__Task details__: Read the entries below and pull out each line with the string "name".

__Task material__:
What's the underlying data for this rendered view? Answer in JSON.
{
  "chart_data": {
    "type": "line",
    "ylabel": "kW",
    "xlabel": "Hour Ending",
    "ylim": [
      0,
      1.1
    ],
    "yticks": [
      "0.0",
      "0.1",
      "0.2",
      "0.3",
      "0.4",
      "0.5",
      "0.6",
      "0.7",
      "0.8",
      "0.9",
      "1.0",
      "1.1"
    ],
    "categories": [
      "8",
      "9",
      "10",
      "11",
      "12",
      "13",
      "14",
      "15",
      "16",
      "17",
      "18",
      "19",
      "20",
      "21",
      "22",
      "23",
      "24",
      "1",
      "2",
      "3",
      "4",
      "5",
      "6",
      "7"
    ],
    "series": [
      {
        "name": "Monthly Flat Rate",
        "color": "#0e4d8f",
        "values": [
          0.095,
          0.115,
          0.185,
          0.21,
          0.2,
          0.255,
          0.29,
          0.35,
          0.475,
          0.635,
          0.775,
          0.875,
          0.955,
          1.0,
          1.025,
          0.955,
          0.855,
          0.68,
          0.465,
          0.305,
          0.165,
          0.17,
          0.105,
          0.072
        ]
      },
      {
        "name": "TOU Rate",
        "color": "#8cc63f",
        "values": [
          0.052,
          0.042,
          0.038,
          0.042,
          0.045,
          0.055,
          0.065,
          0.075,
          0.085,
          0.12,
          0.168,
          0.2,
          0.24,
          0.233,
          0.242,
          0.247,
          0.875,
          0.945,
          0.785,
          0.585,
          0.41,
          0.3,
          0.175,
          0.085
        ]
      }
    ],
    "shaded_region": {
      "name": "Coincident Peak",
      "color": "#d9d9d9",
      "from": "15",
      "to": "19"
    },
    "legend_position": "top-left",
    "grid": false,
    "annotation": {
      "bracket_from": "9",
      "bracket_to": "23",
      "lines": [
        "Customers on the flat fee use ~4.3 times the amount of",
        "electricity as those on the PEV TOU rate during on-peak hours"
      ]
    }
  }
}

__Worked solution__:
        "name": "Monthly Flat Rate",
        "name": "TOU Rate",
      "name": "Coincident Peak",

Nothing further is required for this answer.